- [DATA EXCERPTS]
****************************************
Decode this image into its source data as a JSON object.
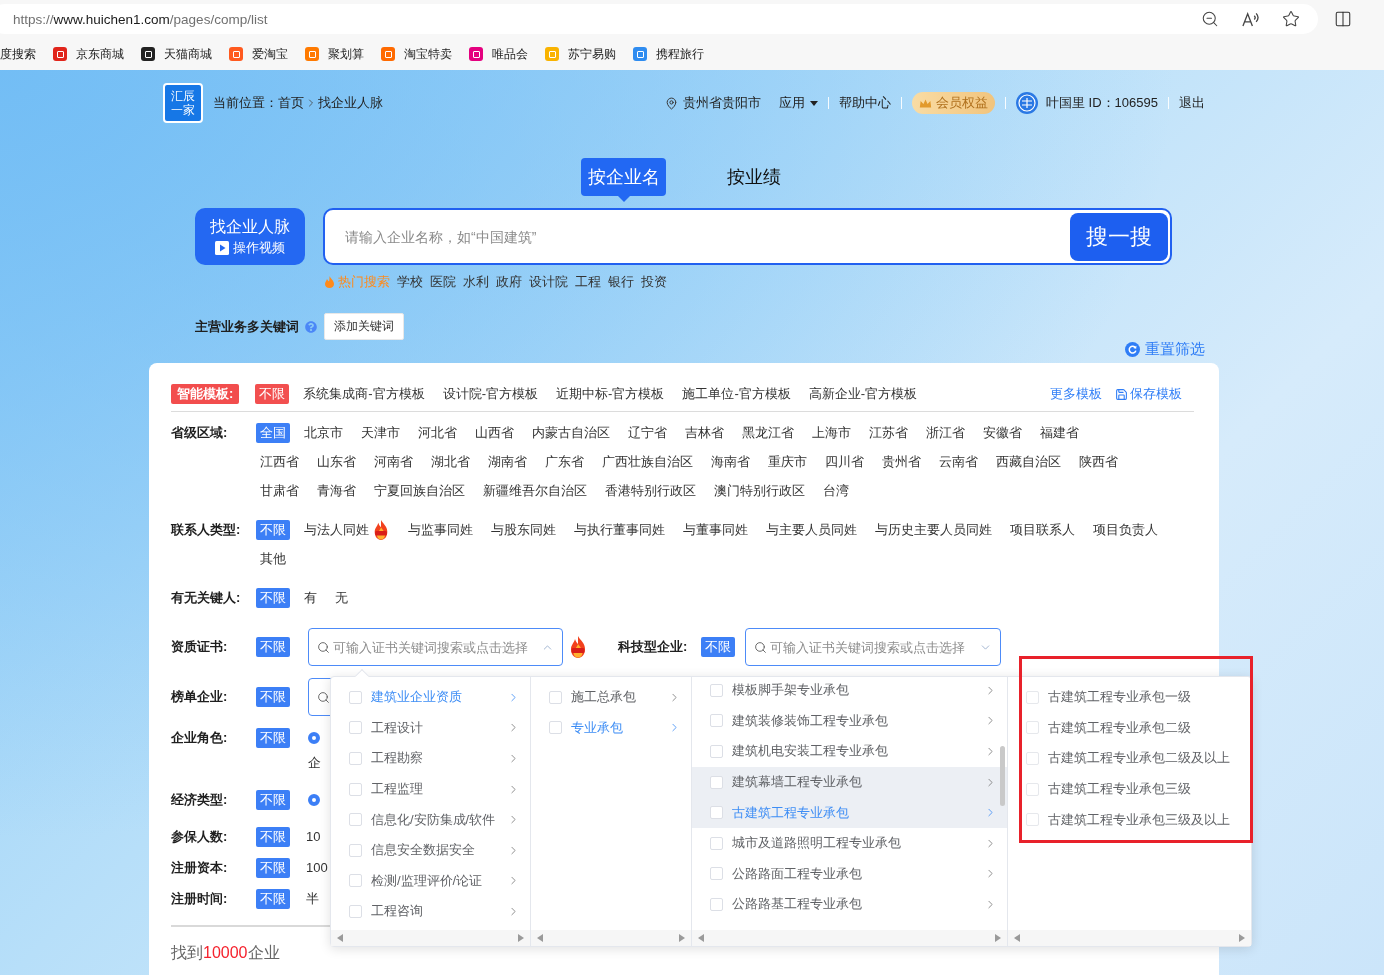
{
  "browser": {
    "url": {
      "scheme": "https://",
      "host": "www.huichen1.com",
      "path": "/pages/comp/list"
    },
    "bookmarks": [
      {
        "label": "度搜索"
      },
      {
        "label": "京东商城",
        "color": "#e1251b"
      },
      {
        "label": "天猫商城",
        "color": "#222222"
      },
      {
        "label": "爱淘宝",
        "color": "#ff5a1f"
      },
      {
        "label": "聚划算",
        "color": "#ff7a00"
      },
      {
        "label": "淘宝特卖",
        "color": "#ff6a00"
      },
      {
        "label": "唯品会",
        "color": "#e4007f"
      },
      {
        "label": "苏宁易购",
        "color": "#f9b300"
      },
      {
        "label": "携程旅行",
        "color": "#2f8cf0"
      }
    ]
  },
  "header": {
    "logo": [
      "汇辰",
      "一家"
    ],
    "breadcrumb": {
      "prefix": "当前位置：",
      "items": [
        "首页",
        "找企业人脉"
      ]
    },
    "location": "贵州省贵阳市",
    "apps": "应用",
    "help": "帮助中心",
    "member": "会员权益",
    "user": "叶国里 ID：106595",
    "logout": "退出"
  },
  "search_tabs": [
    {
      "label": "按企业名",
      "selected": true
    },
    {
      "label": "按业绩",
      "selected": false
    }
  ],
  "guide_button": {
    "title": "找企业人脉",
    "video": "操作视频"
  },
  "search": {
    "placeholder": "请输入企业名称，如“中国建筑”",
    "button": "搜一搜"
  },
  "hot_search": {
    "label": "热门搜索",
    "words": [
      "学校",
      "医院",
      "水利",
      "政府",
      "设计院",
      "工程",
      "银行",
      "投资"
    ]
  },
  "keywords": {
    "label": "主营业务多关键词",
    "button": "添加关键词"
  },
  "reset": "重置筛选",
  "templates": {
    "label": "智能模板:",
    "options": [
      {
        "label": "不限",
        "selected": true
      },
      {
        "label": "系统集成商-官方模板",
        "selected": false
      },
      {
        "label": "设计院-官方模板",
        "selected": false
      },
      {
        "label": "近期中标-官方模板",
        "selected": false
      },
      {
        "label": "施工单位-官方模板",
        "selected": false
      },
      {
        "label": "高新企业-官方模板",
        "selected": false
      }
    ],
    "more": "更多模板",
    "save": "保存模板"
  },
  "filters": [
    {
      "kind": "options",
      "label": "省级区域:",
      "lines": [
        [
          {
            "label": "全国",
            "selected": true
          },
          {
            "label": "北京市",
            "selected": false
          },
          {
            "label": "天津市",
            "selected": false
          },
          {
            "label": "河北省",
            "selected": false
          },
          {
            "label": "山西省",
            "selected": false
          },
          {
            "label": "内蒙古自治区",
            "selected": false
          },
          {
            "label": "辽宁省",
            "selected": false
          },
          {
            "label": "吉林省",
            "selected": false
          },
          {
            "label": "黑龙江省",
            "selected": false
          },
          {
            "label": "上海市",
            "selected": false
          },
          {
            "label": "江苏省",
            "selected": false
          },
          {
            "label": "浙江省",
            "selected": false
          },
          {
            "label": "安徽省",
            "selected": false
          },
          {
            "label": "福建省",
            "selected": false
          }
        ],
        [
          {
            "label": "江西省",
            "selected": false
          },
          {
            "label": "山东省",
            "selected": false
          },
          {
            "label": "河南省",
            "selected": false
          },
          {
            "label": "湖北省",
            "selected": false
          },
          {
            "label": "湖南省",
            "selected": false
          },
          {
            "label": "广东省",
            "selected": false
          },
          {
            "label": "广西壮族自治区",
            "selected": false
          },
          {
            "label": "海南省",
            "selected": false
          },
          {
            "label": "重庆市",
            "selected": false
          },
          {
            "label": "四川省",
            "selected": false
          },
          {
            "label": "贵州省",
            "selected": false
          },
          {
            "label": "云南省",
            "selected": false
          },
          {
            "label": "西藏自治区",
            "selected": false
          },
          {
            "label": "陕西省",
            "selected": false
          }
        ],
        [
          {
            "label": "甘肃省",
            "selected": false
          },
          {
            "label": "青海省",
            "selected": false
          },
          {
            "label": "宁夏回族自治区",
            "selected": false
          },
          {
            "label": "新疆维吾尔自治区",
            "selected": false
          },
          {
            "label": "香港特别行政区",
            "selected": false
          },
          {
            "label": "澳门特别行政区",
            "selected": false
          },
          {
            "label": "台湾",
            "selected": false
          }
        ]
      ]
    },
    {
      "kind": "options",
      "label": "联系人类型:",
      "lines": [
        [
          {
            "label": "不限",
            "selected": true,
            "hot": false
          },
          {
            "label": "与法人同姓",
            "selected": false,
            "hot": true
          },
          {
            "label": "与监事同姓",
            "selected": false,
            "hot": false
          },
          {
            "label": "与股东同姓",
            "selected": false,
            "hot": false
          },
          {
            "label": "与执行董事同姓",
            "selected": false,
            "hot": false
          },
          {
            "label": "与董事同姓",
            "selected": false,
            "hot": false
          },
          {
            "label": "与主要人员同姓",
            "selected": false,
            "hot": false
          },
          {
            "label": "与历史主要人员同姓",
            "selected": false,
            "hot": false
          },
          {
            "label": "项目联系人",
            "selected": false,
            "hot": false
          },
          {
            "label": "项目负责人",
            "selected": false,
            "hot": false
          }
        ],
        [
          {
            "label": "其他",
            "selected": false,
            "hot": false
          }
        ]
      ]
    },
    {
      "kind": "options",
      "label": "有无关键人:",
      "lines": [
        [
          {
            "label": "不限",
            "selected": true
          },
          {
            "label": "有",
            "selected": false
          },
          {
            "label": "无",
            "selected": false
          }
        ]
      ]
    },
    {
      "kind": "select",
      "label": "资质证书:",
      "all": {
        "label": "不限",
        "selected": true
      },
      "hot": true,
      "select": {
        "placeholder": "可输入证书关键词搜索或点击选择",
        "open": true,
        "cascader": {
          "columns": [
            {
              "scrollbar": false,
              "items": [
                {
                  "label": "建筑业企业资质",
                  "checked": false,
                  "selected": true,
                  "highlighted": false,
                  "has_children": true
                },
                {
                  "label": "工程设计",
                  "checked": false,
                  "selected": false,
                  "highlighted": false,
                  "has_children": true
                },
                {
                  "label": "工程勘察",
                  "checked": false,
                  "selected": false,
                  "highlighted": false,
                  "has_children": true
                },
                {
                  "label": "工程监理",
                  "checked": false,
                  "selected": false,
                  "highlighted": false,
                  "has_children": true
                },
                {
                  "label": "信息化/安防集成/软件",
                  "checked": false,
                  "selected": false,
                  "highlighted": false,
                  "has_children": true
                },
                {
                  "label": "信息安全数据安全",
                  "checked": false,
                  "selected": false,
                  "highlighted": false,
                  "has_children": true
                },
                {
                  "label": "检测/监理评价/论证",
                  "checked": false,
                  "selected": false,
                  "highlighted": false,
                  "has_children": true
                },
                {
                  "label": "工程咨询",
                  "checked": false,
                  "selected": false,
                  "highlighted": false,
                  "has_children": true
                }
              ]
            },
            {
              "scrollbar": false,
              "items": [
                {
                  "label": "施工总承包",
                  "checked": false,
                  "selected": false,
                  "highlighted": false,
                  "has_children": true
                },
                {
                  "label": "专业承包",
                  "checked": false,
                  "selected": true,
                  "highlighted": false,
                  "has_children": true
                }
              ]
            },
            {
              "scrollbar": true,
              "items": [
                {
                  "label": "模板脚手架专业承包",
                  "checked": false,
                  "selected": false,
                  "highlighted": false,
                  "has_children": true
                },
                {
                  "label": "建筑装修装饰工程专业承包",
                  "checked": false,
                  "selected": false,
                  "highlighted": false,
                  "has_children": true
                },
                {
                  "label": "建筑机电安装工程专业承包",
                  "checked": false,
                  "selected": false,
                  "highlighted": false,
                  "has_children": true
                },
                {
                  "label": "建筑幕墙工程专业承包",
                  "checked": false,
                  "selected": false,
                  "highlighted": true,
                  "has_children": true
                },
                {
                  "label": "古建筑工程专业承包",
                  "checked": false,
                  "selected": true,
                  "highlighted": true,
                  "has_children": true
                },
                {
                  "label": "城市及道路照明工程专业承包",
                  "checked": false,
                  "selected": false,
                  "highlighted": false,
                  "has_children": true
                },
                {
                  "label": "公路路面工程专业承包",
                  "checked": false,
                  "selected": false,
                  "highlighted": false,
                  "has_children": true
                },
                {
                  "label": "公路路基工程专业承包",
                  "checked": false,
                  "selected": false,
                  "highlighted": false,
                  "has_children": true
                }
              ]
            },
            {
              "scrollbar": false,
              "items": [
                {
                  "label": "古建筑工程专业承包一级",
                  "checked": false,
                  "selected": false,
                  "highlighted": false,
                  "has_children": false
                },
                {
                  "label": "古建筑工程专业承包二级",
                  "checked": false,
                  "selected": false,
                  "highlighted": false,
                  "has_children": false
                },
                {
                  "label": "古建筑工程专业承包二级及以上",
                  "checked": false,
                  "selected": false,
                  "highlighted": false,
                  "has_children": false
                },
                {
                  "label": "古建筑工程专业承包三级",
                  "checked": false,
                  "selected": false,
                  "highlighted": false,
                  "has_children": false
                },
                {
                  "label": "古建筑工程专业承包三级及以上",
                  "checked": false,
                  "selected": false,
                  "highlighted": false,
                  "has_children": false
                }
              ]
            }
          ]
        }
      },
      "extra": {
        "label": "科技型企业:",
        "all": {
          "label": "不限",
          "selected": true
        },
        "select": {
          "placeholder": "可输入证书关键词搜索或点击选择",
          "open": false
        }
      }
    },
    {
      "kind": "select",
      "label": "榜单企业:",
      "all": {
        "label": "不限",
        "selected": true
      }
    },
    {
      "kind": "radio",
      "label": "企业角色:",
      "all": {
        "label": "不限",
        "selected": true
      },
      "radio": {
        "checked": true
      },
      "text": "企"
    },
    {
      "kind": "radio",
      "label": "经济类型:",
      "all": {
        "label": "不限",
        "selected": true
      },
      "radio": {
        "checked": true
      }
    },
    {
      "kind": "range",
      "label": "参保人数:",
      "all": {
        "label": "不限",
        "selected": true
      },
      "text": "10"
    },
    {
      "kind": "range",
      "label": "注册资本:",
      "all": {
        "label": "不限",
        "selected": true
      },
      "text": "100"
    },
    {
      "kind": "range",
      "label": "注册时间:",
      "all": {
        "label": "不限",
        "selected": true
      },
      "text": "半"
    }
  ],
  "results": {
    "prefix": "找到",
    "count": "10000",
    "suffix": "企业"
  }
}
****************************************
- [DIRECTIVE]
In the entries above, identify every line with the string "官方模板".

- [SOLUTION]
        "label": "系统集成商-官方模板",
        "label": "设计院-官方模板",
        "label": "近期中标-官方模板",
        "label": "施工单位-官方模板",
        "label": "高新企业-官方模板",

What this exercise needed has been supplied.